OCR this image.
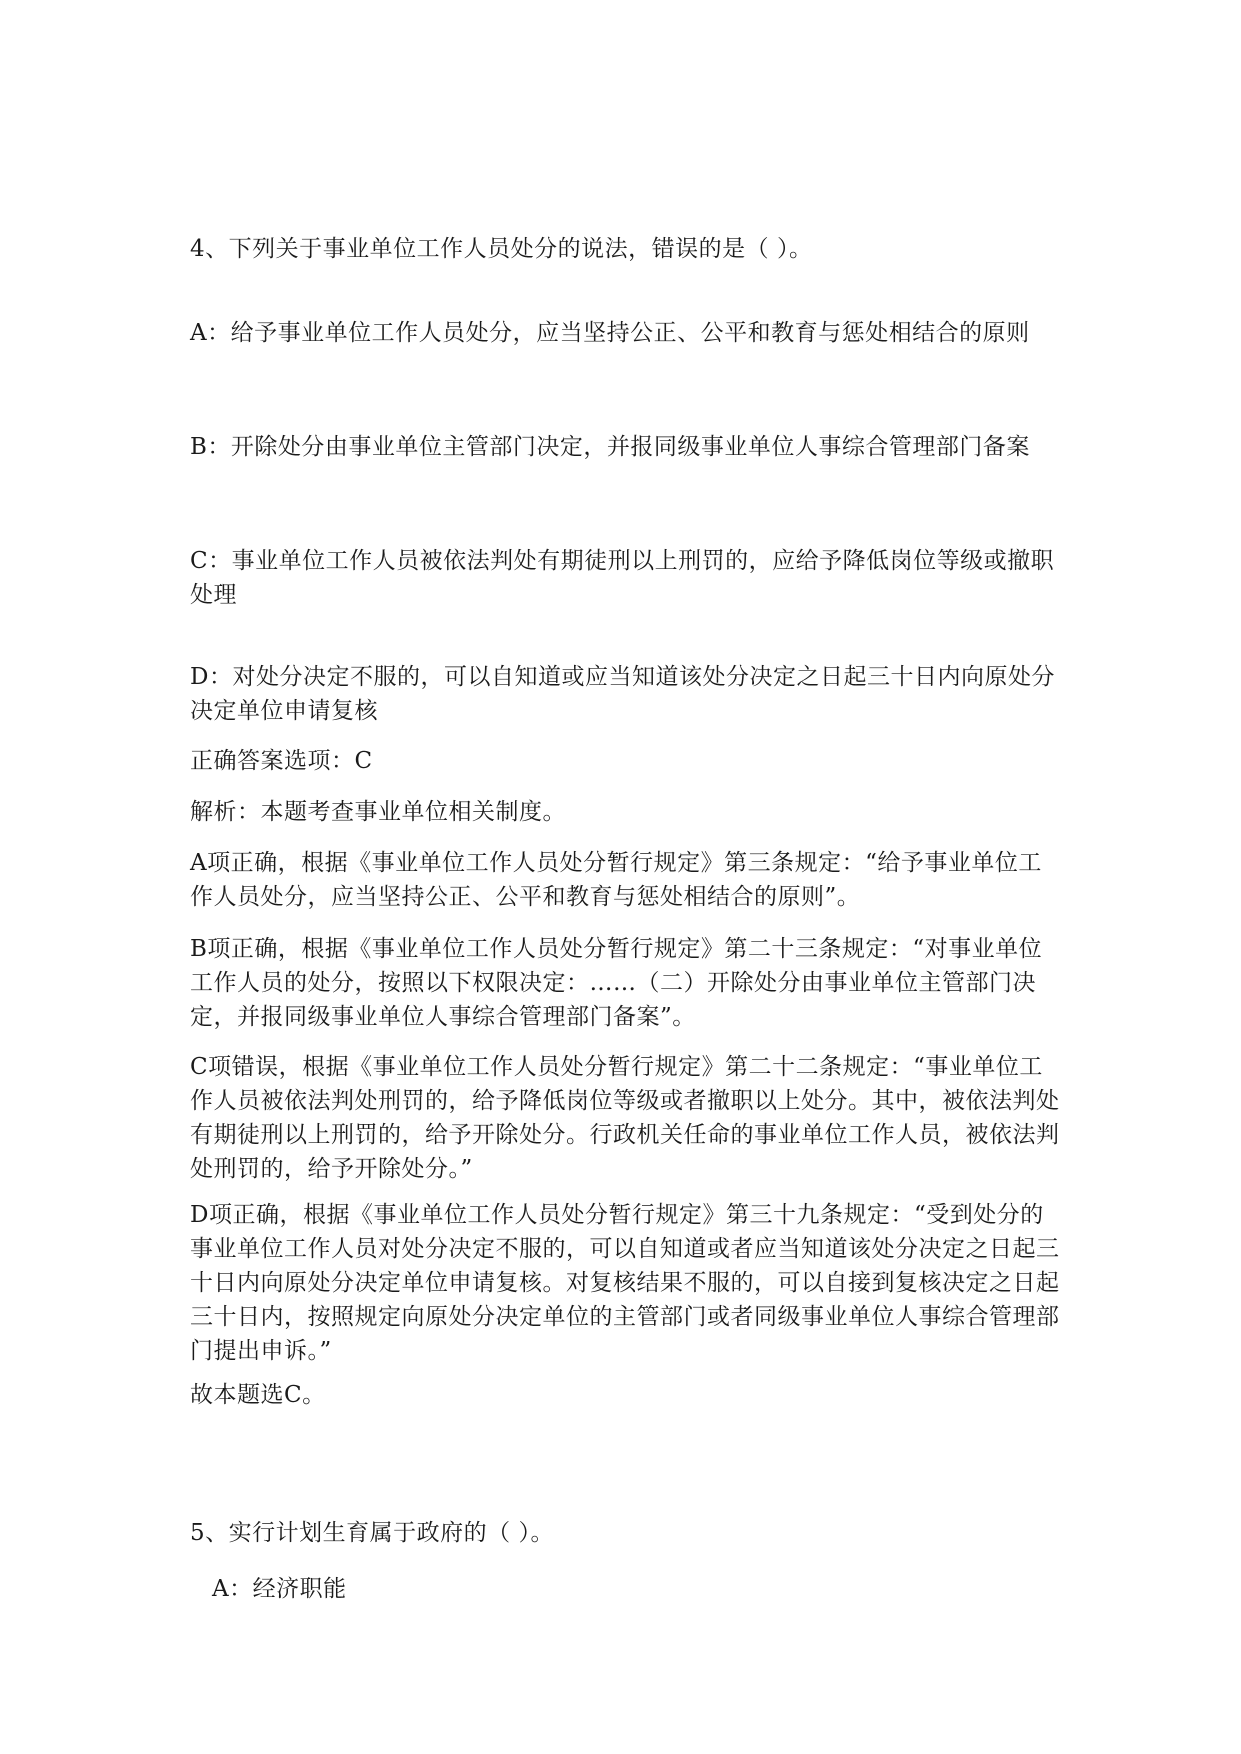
4、下列关于事业单位工作人员处分的说法，错误的是（ ）。

A：给予事业单位工作人员处分，应当坚持公正、公平和教育与惩处相结合的原则

B：开除处分由事业单位主管部门决定，并报同级事业单位人事综合管理部门备案

C：事业单位工作人员被依法判处有期徒刑以上刑罚的，应给予降低岗位等级或撤职处理

D：对处分决定不服的，可以自知道或应当知道该处分决定之日起三十日内向原处分决定单位申请复核

正确答案选项：C

解析：本题考查事业单位相关制度。

A项正确，根据《事业单位工作人员处分暂行规定》第三条规定：“给予事业单位工作人员处分，应当坚持公正、公平和教育与惩处相结合的原则”。

B项正确，根据《事业单位工作人员处分暂行规定》第二十三条规定：“对事业单位工作人员的处分，按照以下权限决定：……（二）开除处分由事业单位主管部门决定，并报同级事业单位人事综合管理部门备案”。

C项错误，根据《事业单位工作人员处分暂行规定》第二十二条规定：“事业单位工作人员被依法判处刑罚的，给予降低岗位等级或者撤职以上处分。其中，被依法判处有期徒刑以上刑罚的，给予开除处分。行政机关任命的事业单位工作人员，被依法判处刑罚的，给予开除处分。”

D项正确，根据《事业单位工作人员处分暂行规定》第三十九条规定：“受到处分的事业单位工作人员对处分决定不服的，可以自知道或者应当知道该处分决定之日起三十日内向原处分决定单位申请复核。对复核结果不服的，可以自接到复核决定之日起三十日内，按照规定向原处分决定单位的主管部门或者同级事业单位人事综合管理部门提出申诉。”

故本题选C。

5、实行计划生育属于政府的（ ）。

A：经济职能
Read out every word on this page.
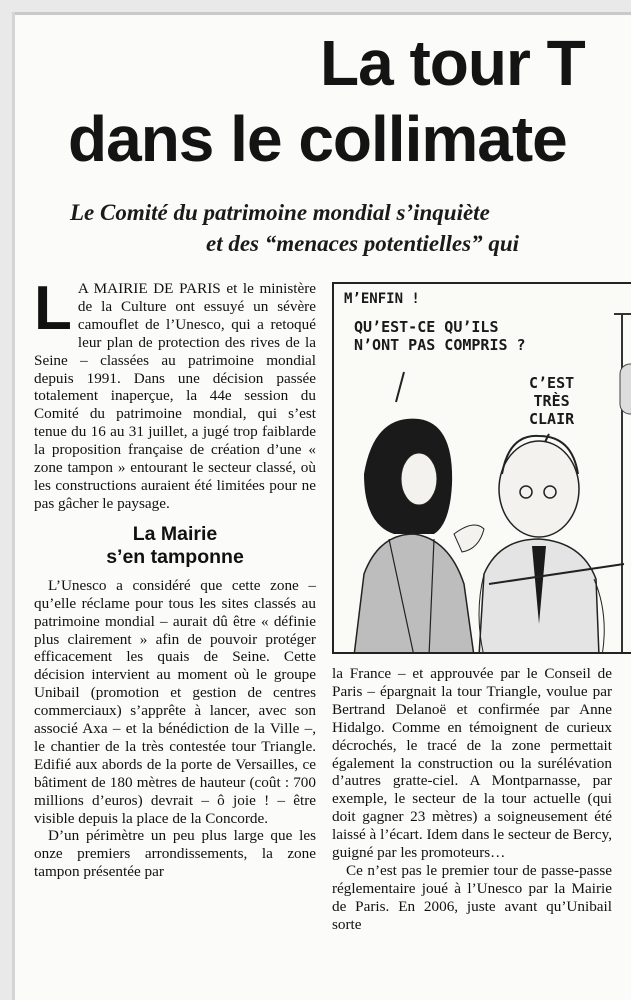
La tour T
dans le collimate
Le Comité du patrimoine mondial s’inquiète
et des “menaces potentielles” qui

L A MAIRIE DE PARIS et le ministère de la Culture ont essuyé un sévère camouflet de l’Unesco, qui a retoqué leur plan de protection des rives de la Seine – classées au patrimoine mondial depuis 1991. Dans une décision passée totalement inaperçue, la 44e session du Comité du patrimoine mondial, qui s’est tenue du 16 au 31 juillet, a jugé trop faiblarde la proposition française de création d’une « zone tampon » entourant le secteur classé, où les constructions auraient été limitées pour ne pas gâcher le paysage.

La Mairie
s’en tamponne

L’Unesco a considéré que cette zone – qu’elle réclame pour tous les sites classés au patrimoine mondial – aurait dû être « définie plus clairement » afin de pouvoir protéger efficacement les quais de Seine. Cette décision intervient au moment où le groupe Unibail (promotion et gestion de centres commerciaux) s’apprête à lancer, avec son associé Axa – et la bénédiction de la Ville –, le chantier de la très contestée tour Triangle. Edifié aux abords de la porte de Versailles, ce bâtiment de 180 mètres de hauteur (coût : 700 millions d’euros) devrait – ô joie ! – être visible depuis la place de la Concorde.

D’un périmètre un peu plus large que les onze premiers arrondissements, la zone tampon présentée par

M’ENFIN !
QU’EST-CE QU’ILS
N’ONT PAS COMPRIS ?
C’EST
TRÈS
CLAIR

la France – et approuvée par le Conseil de Paris – épargnait la tour Triangle, voulue par Bertrand Delanoë et confirmée par Anne Hidalgo. Comme en témoignent de curieux décrochés, le tracé de la zone permettait également la construction ou la surélévation d’autres gratte-ciel. A Montparnasse, par exemple, le secteur de la tour actuelle (qui doit gagner 23 mètres) a soigneusement été laissé à l’écart. Idem dans le secteur de Bercy, guigné par les promoteurs…

Ce n’est pas le premier tour de passe-passe réglementaire joué à l’Unesco par la Mairie de Paris. En 2006, juste avant qu’Unibail sorte
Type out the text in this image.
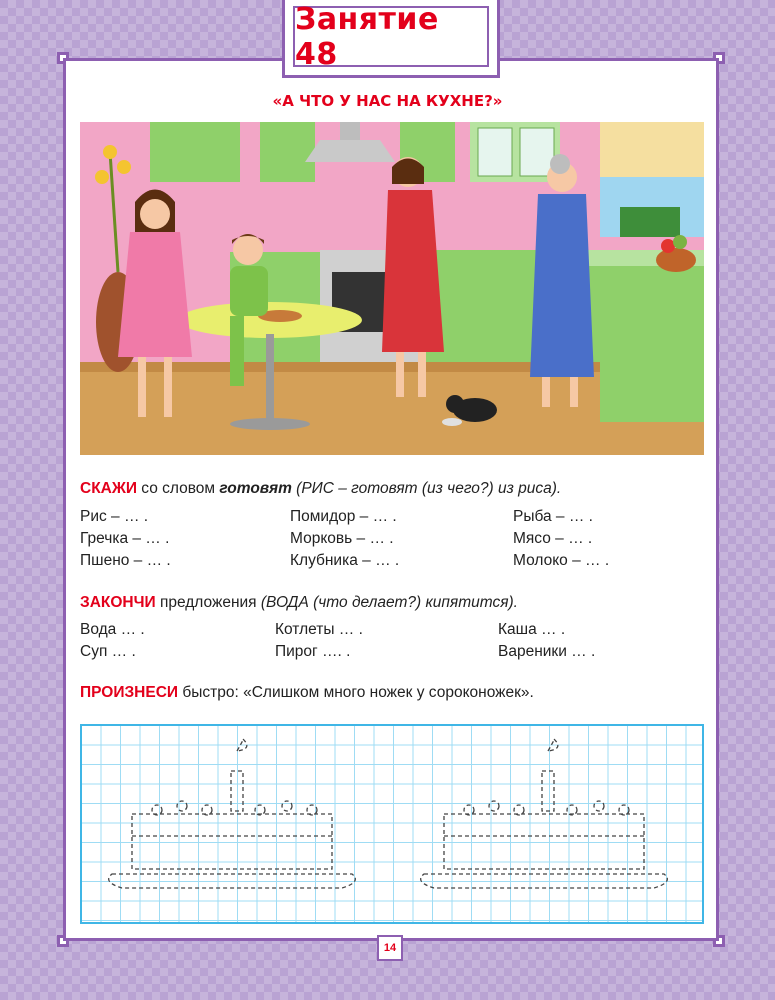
Занятие 48
«А ЧТО У НАС НА КУХНЕ?»
СКАЖИ со словом готовят (РИС – готовят (из чего?) из риса).
Рис – … .	Помидор – … .	Рыба – … .
Гречка – … .	Морковь – … .	Мясо – … .
Пшено – … .	Клубника – … .	Молоко – … .
ЗАКОНЧИ предложения (ВОДА (что делает?) кипятится).
Вода … .	Котлеты … .	Каша … .
Суп … .	Пирог …. .	Вареники … .
ПРОИЗНЕСИ быстро: «Слишком много ножек у сороконожек».
14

----------------

* Task prompt *
In the records above, how many lines include the string "给予事业单位工作人员处分"? Answer with only the number.

* Response below *
2